→ WHAT IS BEING ASKED: Scan the listing below. Report each line that includes "photo".

→ TASK DATA:
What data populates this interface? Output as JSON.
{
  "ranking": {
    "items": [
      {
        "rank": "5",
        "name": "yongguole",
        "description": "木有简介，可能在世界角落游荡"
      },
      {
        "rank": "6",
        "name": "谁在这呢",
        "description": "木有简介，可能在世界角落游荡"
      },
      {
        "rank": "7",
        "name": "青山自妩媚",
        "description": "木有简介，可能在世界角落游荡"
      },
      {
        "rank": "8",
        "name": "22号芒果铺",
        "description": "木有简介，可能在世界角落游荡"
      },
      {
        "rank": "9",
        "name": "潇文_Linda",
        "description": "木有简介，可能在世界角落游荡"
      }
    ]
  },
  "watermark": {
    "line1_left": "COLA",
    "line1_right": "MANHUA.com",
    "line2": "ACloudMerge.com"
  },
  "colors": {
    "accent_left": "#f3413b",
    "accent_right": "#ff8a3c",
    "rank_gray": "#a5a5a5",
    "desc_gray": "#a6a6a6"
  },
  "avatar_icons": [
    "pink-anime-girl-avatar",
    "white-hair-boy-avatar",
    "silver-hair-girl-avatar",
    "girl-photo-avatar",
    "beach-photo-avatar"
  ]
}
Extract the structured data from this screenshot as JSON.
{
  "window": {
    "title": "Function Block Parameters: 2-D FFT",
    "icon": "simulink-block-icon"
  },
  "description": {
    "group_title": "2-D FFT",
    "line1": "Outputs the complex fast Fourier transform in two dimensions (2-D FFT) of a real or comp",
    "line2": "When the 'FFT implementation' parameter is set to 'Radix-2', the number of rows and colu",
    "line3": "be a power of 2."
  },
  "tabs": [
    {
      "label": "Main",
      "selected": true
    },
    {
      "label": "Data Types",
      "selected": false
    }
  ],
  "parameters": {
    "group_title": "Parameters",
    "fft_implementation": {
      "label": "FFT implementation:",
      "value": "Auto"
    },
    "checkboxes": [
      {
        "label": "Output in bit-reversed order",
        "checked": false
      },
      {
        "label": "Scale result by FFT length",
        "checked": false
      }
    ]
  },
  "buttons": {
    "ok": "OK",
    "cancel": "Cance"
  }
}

→ ANSWER FOR THE TASK:
    "girl-photo-avatar",
    "beach-photo-avatar"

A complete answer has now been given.